→ TASK DETAILS:
In the blog post about finding humor in illness, what does the writer give as the answer to "What can I do to help you get through this?"

→ SOURCE PASSAGE:
-*-*-
Christopher Hitchens once said:  "The absorbing fact about being mortally sick is that you spend a good deal of time preparing yourself to die with some modicum of stoicism (and provision for loved ones), while being simultaneously and highly interested in the business of survival."  And one of the ways I (and others too) go about that "business" is by finding humor in just about all aspects of the journey.  As Ms. Notaro demonstrates so beautifully you can find something funny about almost every aspect of life - even cancer. Or a double mastectomy and, oh yes, I have all kinds of jokes about this one and all of them are really really dark and, I think, pretty damn funny.  At least they have proven to greatly amuse my oncologists.

So just for the hell of it, I'll give you something that is a very good follow-up to the "It's going to be OK" phrase and that is, "What can I do to help you get through this?"  Do not be afraid, mes amis, of saying this - it's not an open-ended engagement on your part.  Believe me, no one will ask to bathe in blood of your firstborn.  I can't speak for anyone else but if asked, I would simply say that not only is this very concrete expression of solidarity deeply appreciated, but my answer to that question is oh so simple:  make me laugh or laugh with me.



5 comments:

Shirl and Rowan said...

Hi and what a wonderful entry. I loved the video and the humor. They say that people survive according to their sense of humor. I remember one famous doctor, Norman Cousins, survived much longer than his doctors predicted y training himself to laugh. "Told that he had little chance of surviving, Cousins developed a recovery program incorporating megadoses of Vitamin C, along with a positive attitude, love, faith, hope, and laughter induced by Marx Brothers films. "I made the joyous discovery that ten minutes of genuine belly laughter had an anesthetic effect and would give me at least two hours of pain-free sleep," he reported. "When the pain-killing effect of the laughter wore off, we would switch on the motion picture projector again and not infrequently, it would lead to another pain-free interval."
Thanks so much for sharing, Victoria.
Love
Rowan and Shirl

Anonymous said...

Hi Victoria
Glad to see you are back ! Hopefully this is now just an unpleasant incident you can put behind you and that you will regain your good health and can get on with life. Another life experience that will have changed you forever... for the better. Wishing you well.

Victoria FERAUGE said...

@shirl and rowan, So good to hear from you. I loved the story about Cousins. I've been told by many that getting through this or any other of life's challenges is about remaining positive, laughing and being grateful for every day. It DOES make a world of difference. Hope you folks are still enjoying Boston. Take good care.

@anonymous, Thank you for the good wishes. I walked all the way down to my new house today and back so things are looking up. :-)

CarnetsdeSeattle said...

You know, I'm always goofing around in the clinic.

From day one, my take on this as been to make people smile around me, as much as possible.

Well some days it was harder than others but yeah, nothing beat humor in order to beat the fear and the pain of the things we go through.

Cool text!

Victoria FERAUGE said...

Hi Loic, Good strategy! :-) Yeah, I think it makes all the difference when you can laugh and get others to laugh to.
-*-*-
Dataset entries
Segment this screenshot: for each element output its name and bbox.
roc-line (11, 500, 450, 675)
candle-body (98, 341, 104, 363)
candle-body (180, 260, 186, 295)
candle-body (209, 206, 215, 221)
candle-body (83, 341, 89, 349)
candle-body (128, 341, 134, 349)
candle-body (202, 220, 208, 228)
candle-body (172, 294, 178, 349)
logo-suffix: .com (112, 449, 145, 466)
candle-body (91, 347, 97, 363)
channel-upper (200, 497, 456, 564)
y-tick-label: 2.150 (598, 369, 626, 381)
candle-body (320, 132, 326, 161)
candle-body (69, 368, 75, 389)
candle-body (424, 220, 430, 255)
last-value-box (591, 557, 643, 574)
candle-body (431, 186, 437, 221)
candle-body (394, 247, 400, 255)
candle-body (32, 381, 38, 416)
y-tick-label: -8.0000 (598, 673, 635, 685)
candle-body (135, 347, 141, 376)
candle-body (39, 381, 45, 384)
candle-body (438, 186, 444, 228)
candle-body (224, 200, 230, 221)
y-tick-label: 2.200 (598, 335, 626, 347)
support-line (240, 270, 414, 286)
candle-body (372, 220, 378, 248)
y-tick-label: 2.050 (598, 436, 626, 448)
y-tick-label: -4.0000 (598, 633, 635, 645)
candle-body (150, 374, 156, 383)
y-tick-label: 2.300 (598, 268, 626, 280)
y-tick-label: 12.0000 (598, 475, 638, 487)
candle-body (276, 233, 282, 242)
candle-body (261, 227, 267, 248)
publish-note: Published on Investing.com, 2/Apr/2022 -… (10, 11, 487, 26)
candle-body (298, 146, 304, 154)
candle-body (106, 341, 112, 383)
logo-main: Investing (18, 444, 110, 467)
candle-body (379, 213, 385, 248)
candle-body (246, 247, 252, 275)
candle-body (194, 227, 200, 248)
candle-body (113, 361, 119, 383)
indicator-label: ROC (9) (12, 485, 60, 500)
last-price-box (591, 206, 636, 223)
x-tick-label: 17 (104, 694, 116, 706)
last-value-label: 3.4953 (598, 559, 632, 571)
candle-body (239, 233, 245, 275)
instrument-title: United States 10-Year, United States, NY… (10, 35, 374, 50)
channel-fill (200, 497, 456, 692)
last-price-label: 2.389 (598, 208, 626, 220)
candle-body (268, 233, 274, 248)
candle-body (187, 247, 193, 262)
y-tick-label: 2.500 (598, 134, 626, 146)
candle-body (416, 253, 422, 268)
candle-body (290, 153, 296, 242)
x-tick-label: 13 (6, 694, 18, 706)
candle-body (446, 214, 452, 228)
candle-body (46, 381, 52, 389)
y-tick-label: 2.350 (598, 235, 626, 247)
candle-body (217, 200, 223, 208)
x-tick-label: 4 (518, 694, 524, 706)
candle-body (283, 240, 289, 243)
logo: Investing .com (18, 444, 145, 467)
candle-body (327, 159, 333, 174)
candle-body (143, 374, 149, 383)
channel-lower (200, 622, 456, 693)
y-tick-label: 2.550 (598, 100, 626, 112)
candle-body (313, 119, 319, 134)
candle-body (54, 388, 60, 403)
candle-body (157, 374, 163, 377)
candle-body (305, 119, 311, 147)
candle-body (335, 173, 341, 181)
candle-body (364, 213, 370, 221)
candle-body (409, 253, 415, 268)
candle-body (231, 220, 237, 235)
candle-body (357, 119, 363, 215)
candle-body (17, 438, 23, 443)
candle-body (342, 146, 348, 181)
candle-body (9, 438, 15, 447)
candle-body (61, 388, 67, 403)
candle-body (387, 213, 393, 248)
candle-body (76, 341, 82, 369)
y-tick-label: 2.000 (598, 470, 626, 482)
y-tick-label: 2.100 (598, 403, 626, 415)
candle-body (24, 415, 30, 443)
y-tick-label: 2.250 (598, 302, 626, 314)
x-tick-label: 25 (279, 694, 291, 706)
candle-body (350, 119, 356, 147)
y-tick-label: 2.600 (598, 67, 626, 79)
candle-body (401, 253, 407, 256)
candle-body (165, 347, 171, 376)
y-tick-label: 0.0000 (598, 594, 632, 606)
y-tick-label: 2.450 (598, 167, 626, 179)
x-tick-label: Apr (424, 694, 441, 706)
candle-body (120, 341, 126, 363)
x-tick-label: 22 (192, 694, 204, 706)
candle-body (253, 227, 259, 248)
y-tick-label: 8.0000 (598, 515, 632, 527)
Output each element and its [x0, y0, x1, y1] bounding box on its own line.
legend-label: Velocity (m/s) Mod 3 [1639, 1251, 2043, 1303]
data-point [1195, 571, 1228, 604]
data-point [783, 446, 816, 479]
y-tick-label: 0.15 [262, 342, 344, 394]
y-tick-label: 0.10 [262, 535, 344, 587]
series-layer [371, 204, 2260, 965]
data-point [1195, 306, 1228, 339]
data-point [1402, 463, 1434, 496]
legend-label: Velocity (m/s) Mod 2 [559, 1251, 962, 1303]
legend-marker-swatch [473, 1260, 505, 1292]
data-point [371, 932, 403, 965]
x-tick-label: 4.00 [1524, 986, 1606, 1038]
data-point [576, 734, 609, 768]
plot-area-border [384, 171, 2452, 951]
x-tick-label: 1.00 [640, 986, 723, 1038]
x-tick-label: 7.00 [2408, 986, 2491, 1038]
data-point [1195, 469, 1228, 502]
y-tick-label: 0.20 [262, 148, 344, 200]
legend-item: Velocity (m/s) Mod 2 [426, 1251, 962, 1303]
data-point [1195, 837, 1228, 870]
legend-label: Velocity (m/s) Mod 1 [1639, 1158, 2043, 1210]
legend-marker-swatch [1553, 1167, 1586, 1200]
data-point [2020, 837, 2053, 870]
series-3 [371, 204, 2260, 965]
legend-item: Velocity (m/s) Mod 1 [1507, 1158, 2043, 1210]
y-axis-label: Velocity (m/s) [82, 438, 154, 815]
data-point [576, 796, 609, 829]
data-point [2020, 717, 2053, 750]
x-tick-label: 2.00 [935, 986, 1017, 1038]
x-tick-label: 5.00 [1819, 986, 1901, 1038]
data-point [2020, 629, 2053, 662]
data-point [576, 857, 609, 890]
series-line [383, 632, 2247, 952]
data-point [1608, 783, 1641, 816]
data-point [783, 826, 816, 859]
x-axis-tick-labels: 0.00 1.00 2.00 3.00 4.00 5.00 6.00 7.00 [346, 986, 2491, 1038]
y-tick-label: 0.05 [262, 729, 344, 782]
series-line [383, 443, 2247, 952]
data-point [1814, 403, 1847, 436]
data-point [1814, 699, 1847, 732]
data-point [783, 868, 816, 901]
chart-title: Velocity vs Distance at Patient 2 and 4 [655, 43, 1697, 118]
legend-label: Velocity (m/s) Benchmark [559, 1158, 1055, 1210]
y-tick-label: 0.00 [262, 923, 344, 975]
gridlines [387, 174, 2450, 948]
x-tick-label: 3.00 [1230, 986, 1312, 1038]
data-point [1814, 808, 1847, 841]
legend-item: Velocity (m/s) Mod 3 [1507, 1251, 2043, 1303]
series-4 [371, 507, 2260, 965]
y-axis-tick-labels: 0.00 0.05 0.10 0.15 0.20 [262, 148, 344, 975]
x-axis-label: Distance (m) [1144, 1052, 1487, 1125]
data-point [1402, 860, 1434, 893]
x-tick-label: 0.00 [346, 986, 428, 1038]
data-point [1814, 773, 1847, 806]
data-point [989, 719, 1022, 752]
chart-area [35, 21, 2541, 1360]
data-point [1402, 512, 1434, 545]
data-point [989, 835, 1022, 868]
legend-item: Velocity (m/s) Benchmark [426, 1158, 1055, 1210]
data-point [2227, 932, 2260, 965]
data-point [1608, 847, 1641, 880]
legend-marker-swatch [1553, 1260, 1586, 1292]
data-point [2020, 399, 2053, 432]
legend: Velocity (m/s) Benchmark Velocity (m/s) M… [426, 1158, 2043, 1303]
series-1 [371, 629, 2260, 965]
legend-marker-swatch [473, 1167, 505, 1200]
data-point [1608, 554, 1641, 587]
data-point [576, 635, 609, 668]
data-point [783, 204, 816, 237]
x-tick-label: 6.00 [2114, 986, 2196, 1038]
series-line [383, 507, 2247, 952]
-*-*-
→ TASK OUTPUT:
Make me laugh or laugh with me.